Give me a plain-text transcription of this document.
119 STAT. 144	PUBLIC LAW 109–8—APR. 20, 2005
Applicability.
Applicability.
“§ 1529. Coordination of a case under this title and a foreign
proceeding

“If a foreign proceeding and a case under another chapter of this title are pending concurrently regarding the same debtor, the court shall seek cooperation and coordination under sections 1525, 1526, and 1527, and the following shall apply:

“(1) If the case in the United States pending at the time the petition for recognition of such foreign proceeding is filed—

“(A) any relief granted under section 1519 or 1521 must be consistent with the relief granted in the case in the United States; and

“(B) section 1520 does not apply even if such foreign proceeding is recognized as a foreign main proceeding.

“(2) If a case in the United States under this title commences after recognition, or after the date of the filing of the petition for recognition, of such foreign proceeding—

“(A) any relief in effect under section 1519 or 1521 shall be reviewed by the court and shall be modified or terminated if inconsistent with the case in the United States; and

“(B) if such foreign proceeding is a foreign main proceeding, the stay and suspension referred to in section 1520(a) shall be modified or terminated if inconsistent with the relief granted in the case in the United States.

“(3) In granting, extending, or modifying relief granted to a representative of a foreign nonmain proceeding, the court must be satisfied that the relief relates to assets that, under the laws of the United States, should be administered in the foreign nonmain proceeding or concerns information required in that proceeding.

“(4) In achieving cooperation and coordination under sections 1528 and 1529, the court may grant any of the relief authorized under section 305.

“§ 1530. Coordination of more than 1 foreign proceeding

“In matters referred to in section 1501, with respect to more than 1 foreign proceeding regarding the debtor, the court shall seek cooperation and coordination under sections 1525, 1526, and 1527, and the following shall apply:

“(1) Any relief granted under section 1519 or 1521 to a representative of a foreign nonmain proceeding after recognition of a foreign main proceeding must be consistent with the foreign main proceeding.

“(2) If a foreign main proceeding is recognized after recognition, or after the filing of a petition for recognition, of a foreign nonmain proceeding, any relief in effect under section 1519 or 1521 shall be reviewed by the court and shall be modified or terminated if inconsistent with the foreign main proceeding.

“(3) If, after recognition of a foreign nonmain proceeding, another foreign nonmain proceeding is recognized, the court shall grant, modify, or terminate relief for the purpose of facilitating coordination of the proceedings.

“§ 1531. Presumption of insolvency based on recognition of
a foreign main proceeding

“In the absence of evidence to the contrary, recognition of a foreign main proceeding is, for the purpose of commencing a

## WORK REQUIRED
Search the records above for the string "purpose". Copy every line that contains it.

## SOLVED EXERCISE
“(3) If, after recognition of a foreign nonmain proceeding, another foreign nonmain proceeding is recognized, the court shall grant, modify, or terminate relief for the purpose of facilitating coordination of the proceedings.
“In the absence of evidence to the contrary, recognition of a foreign main proceeding is, for the purpose of commencing a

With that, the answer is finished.